What this task involves: Leave out the pictures and copy the remaining records exactly.

Listing:

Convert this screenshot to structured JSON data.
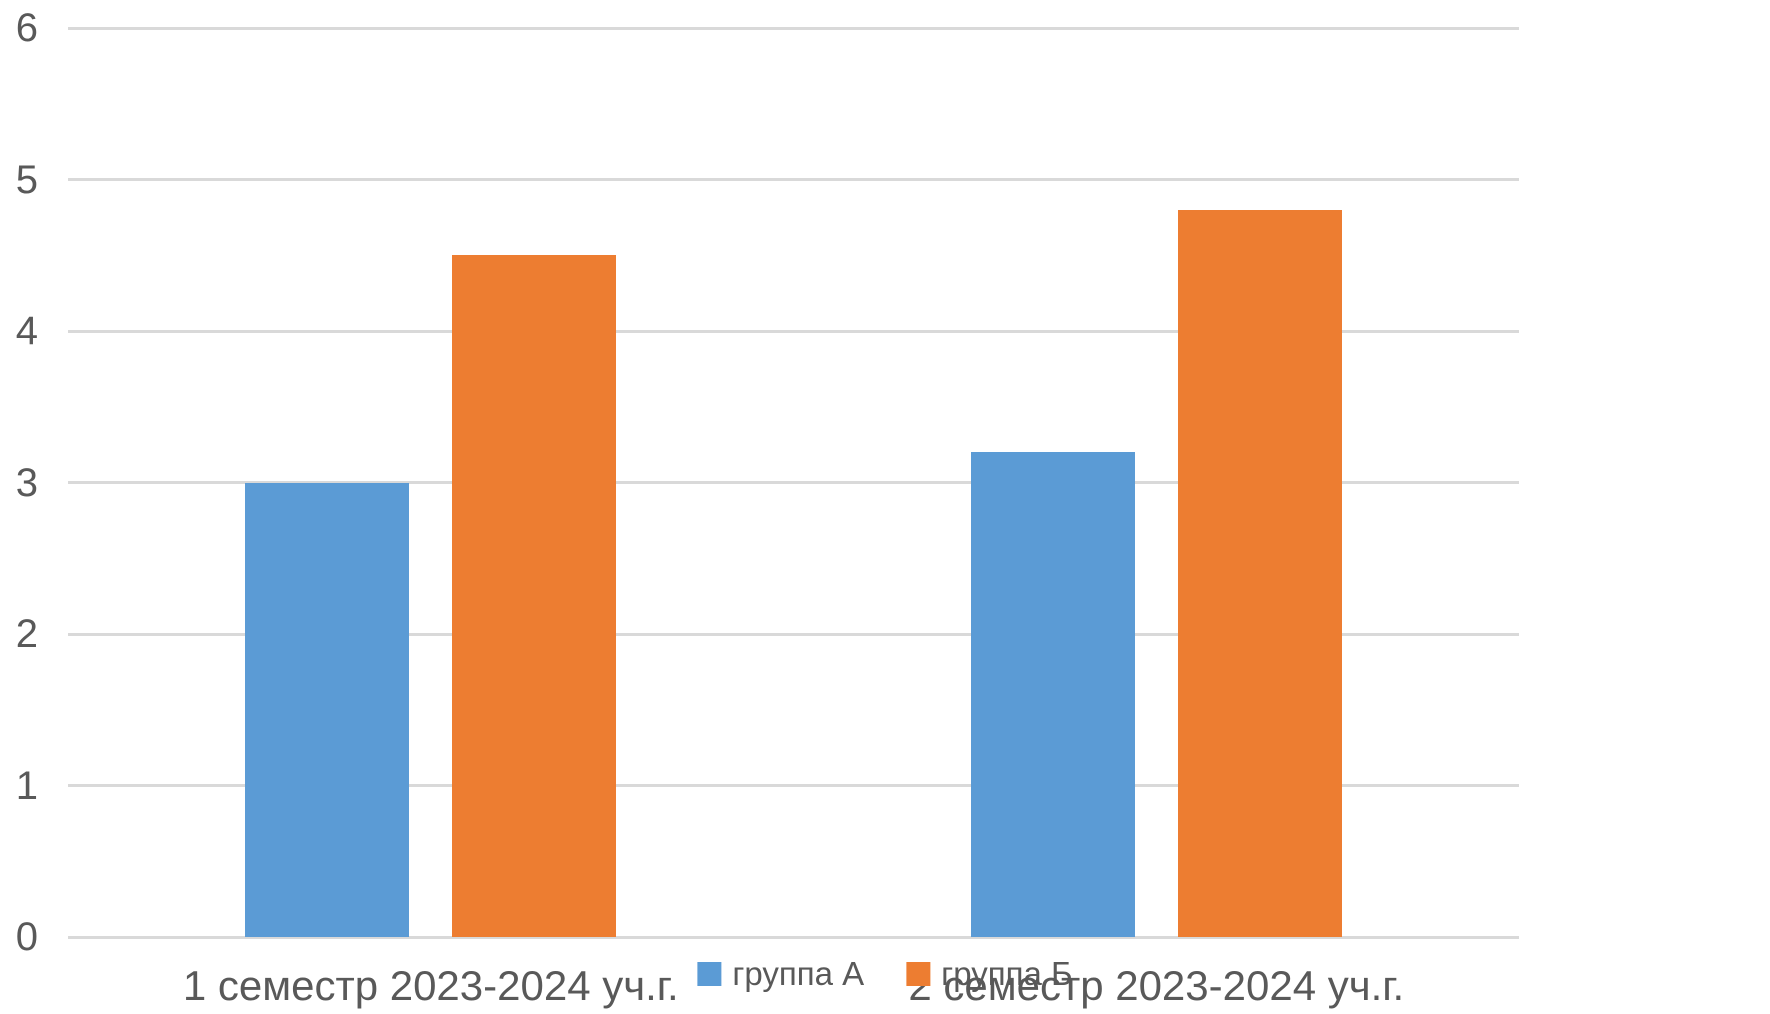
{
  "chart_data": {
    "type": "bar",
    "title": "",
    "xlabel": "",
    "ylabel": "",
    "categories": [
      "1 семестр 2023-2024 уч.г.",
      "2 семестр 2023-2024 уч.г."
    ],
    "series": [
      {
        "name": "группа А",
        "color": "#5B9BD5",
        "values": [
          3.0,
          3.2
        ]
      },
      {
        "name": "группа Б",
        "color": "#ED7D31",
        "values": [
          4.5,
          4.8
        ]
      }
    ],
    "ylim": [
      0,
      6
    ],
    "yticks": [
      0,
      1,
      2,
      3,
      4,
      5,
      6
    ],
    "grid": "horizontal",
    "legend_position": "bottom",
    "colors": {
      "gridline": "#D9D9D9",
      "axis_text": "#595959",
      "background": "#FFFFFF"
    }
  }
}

The output:
Convert this screenshot to structured JSON data.
{
  "chart_data": {
    "type": "bar",
    "title": "",
    "xlabel": "",
    "ylabel": "",
    "categories": [
      "1 семестр 2023-2024 уч.г.",
      "2 семестр 2023-2024 уч.г."
    ],
    "series": [
      {
        "name": "группа А",
        "color": "#5B9BD5",
        "values": [
          3.0,
          3.2
        ]
      },
      {
        "name": "группа Б",
        "color": "#ED7D31",
        "values": [
          4.5,
          4.8
        ]
      }
    ],
    "ylim": [
      0,
      6
    ],
    "yticks": [
      0,
      1,
      2,
      3,
      4,
      5,
      6
    ],
    "grid": "horizontal",
    "legend_position": "bottom",
    "colors": {
      "gridline": "#D9D9D9",
      "axis_text": "#595959",
      "background": "#FFFFFF"
    }
  }
}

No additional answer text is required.